▽
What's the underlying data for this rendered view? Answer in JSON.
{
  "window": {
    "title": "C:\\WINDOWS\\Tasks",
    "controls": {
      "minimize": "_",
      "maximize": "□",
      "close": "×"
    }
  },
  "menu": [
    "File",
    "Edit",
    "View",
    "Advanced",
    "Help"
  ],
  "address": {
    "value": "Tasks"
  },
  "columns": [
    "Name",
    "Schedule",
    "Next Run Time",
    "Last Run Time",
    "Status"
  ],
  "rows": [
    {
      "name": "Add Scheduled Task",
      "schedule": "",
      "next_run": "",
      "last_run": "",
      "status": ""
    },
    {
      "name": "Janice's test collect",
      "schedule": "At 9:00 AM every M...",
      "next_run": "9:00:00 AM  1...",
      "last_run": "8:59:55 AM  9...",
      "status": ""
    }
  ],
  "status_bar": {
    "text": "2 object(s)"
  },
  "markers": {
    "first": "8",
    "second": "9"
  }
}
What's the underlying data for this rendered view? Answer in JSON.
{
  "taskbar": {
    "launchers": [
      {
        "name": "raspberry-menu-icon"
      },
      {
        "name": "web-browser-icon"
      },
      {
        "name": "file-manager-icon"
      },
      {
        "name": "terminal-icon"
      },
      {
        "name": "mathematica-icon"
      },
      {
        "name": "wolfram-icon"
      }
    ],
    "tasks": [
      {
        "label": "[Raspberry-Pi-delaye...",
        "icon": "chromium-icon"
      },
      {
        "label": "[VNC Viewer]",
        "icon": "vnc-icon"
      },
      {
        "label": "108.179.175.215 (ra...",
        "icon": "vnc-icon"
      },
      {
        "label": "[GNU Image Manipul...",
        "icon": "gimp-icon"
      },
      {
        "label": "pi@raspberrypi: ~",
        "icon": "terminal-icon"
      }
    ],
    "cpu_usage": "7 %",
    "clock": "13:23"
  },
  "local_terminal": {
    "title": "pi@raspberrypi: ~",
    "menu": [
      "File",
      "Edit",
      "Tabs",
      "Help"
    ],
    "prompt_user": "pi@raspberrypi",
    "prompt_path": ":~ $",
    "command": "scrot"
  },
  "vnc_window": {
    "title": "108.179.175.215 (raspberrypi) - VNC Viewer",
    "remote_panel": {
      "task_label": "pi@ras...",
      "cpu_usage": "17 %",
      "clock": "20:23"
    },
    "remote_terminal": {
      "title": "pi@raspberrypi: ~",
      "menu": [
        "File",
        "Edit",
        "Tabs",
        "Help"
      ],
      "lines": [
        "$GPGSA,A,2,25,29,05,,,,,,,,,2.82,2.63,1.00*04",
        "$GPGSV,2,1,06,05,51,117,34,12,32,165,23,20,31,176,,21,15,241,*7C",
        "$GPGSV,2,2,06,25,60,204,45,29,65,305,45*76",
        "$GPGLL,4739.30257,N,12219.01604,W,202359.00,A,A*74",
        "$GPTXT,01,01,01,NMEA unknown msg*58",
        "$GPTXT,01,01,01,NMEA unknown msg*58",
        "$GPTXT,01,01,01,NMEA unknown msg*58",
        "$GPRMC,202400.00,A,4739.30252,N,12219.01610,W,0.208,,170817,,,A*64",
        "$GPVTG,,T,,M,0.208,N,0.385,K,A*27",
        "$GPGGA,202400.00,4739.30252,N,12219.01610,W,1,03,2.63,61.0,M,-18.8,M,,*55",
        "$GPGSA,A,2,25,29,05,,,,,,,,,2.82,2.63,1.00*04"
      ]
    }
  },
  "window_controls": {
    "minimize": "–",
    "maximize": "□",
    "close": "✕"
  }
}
△
## EXERCISE DESCRIPTION
Copy the material above back out, exactly as written.

## CORRECT RESPONSE
What's the underlying data for this rendered view? Answer in JSON.
{
  "window": {
    "title": "C:\\WINDOWS\\Tasks",
    "controls": {
      "minimize": "_",
      "maximize": "□",
      "close": "×"
    }
  },
  "menu": [
    "File",
    "Edit",
    "View",
    "Advanced",
    "Help"
  ],
  "address": {
    "value": "Tasks"
  },
  "columns": [
    "Name",
    "Schedule",
    "Next Run Time",
    "Last Run Time",
    "Status"
  ],
  "rows": [
    {
      "name": "Add Scheduled Task",
      "schedule": "",
      "next_run": "",
      "last_run": "",
      "status": ""
    },
    {
      "name": "Janice's test collect",
      "schedule": "At 9:00 AM every M...",
      "next_run": "9:00:00 AM  1...",
      "last_run": "8:59:55 AM  9...",
      "status": ""
    }
  ],
  "status_bar": {
    "text": "2 object(s)"
  },
  "markers": {
    "first": "8",
    "second": "9"
  }
}
What's the underlying data for this rendered view? Answer in JSON.
{
  "taskbar": {
    "launchers": [
      {
        "name": "raspberry-menu-icon"
      },
      {
        "name": "web-browser-icon"
      },
      {
        "name": "file-manager-icon"
      },
      {
        "name": "terminal-icon"
      },
      {
        "name": "mathematica-icon"
      },
      {
        "name": "wolfram-icon"
      }
    ],
    "tasks": [
      {
        "label": "[Raspberry-Pi-delaye...",
        "icon": "chromium-icon"
      },
      {
        "label": "[VNC Viewer]",
        "icon": "vnc-icon"
      },
      {
        "label": "108.179.175.215 (ra...",
        "icon": "vnc-icon"
      },
      {
        "label": "[GNU Image Manipul...",
        "icon": "gimp-icon"
      },
      {
        "label": "pi@raspberrypi: ~",
        "icon": "terminal-icon"
      }
    ],
    "cpu_usage": "7 %",
    "clock": "13:23"
  },
  "local_terminal": {
    "title": "pi@raspberrypi: ~",
    "menu": [
      "File",
      "Edit",
      "Tabs",
      "Help"
    ],
    "prompt_user": "pi@raspberrypi",
    "prompt_path": ":~ $",
    "command": "scrot"
  },
  "vnc_window": {
    "title": "108.179.175.215 (raspberrypi) - VNC Viewer",
    "remote_panel": {
      "task_label": "pi@ras...",
      "cpu_usage": "17 %",
      "clock": "20:23"
    },
    "remote_terminal": {
      "title": "pi@raspberrypi: ~",
      "menu": [
        "File",
        "Edit",
        "Tabs",
        "Help"
      ],
      "lines": [
        "$GPGSA,A,2,25,29,05,,,,,,,,,2.82,2.63,1.00*04",
        "$GPGSV,2,1,06,05,51,117,34,12,32,165,23,20,31,176,,21,15,241,*7C",
        "$GPGSV,2,2,06,25,60,204,45,29,65,305,45*76",
        "$GPGLL,4739.30257,N,12219.01604,W,202359.00,A,A*74",
        "$GPTXT,01,01,01,NMEA unknown msg*58",
        "$GPTXT,01,01,01,NMEA unknown msg*58",
        "$GPTXT,01,01,01,NMEA unknown msg*58",
        "$GPRMC,202400.00,A,4739.30252,N,12219.01610,W,0.208,,170817,,,A*64",
        "$GPVTG,,T,,M,0.208,N,0.385,K,A*27",
        "$GPGGA,202400.00,4739.30252,N,12219.01610,W,1,03,2.63,61.0,M,-18.8,M,,*55",
        "$GPGSA,A,2,25,29,05,,,,,,,,,2.82,2.63,1.00*04"
      ]
    }
  },
  "window_controls": {
    "minimize": "–",
    "maximize": "□",
    "close": "✕"
  }
}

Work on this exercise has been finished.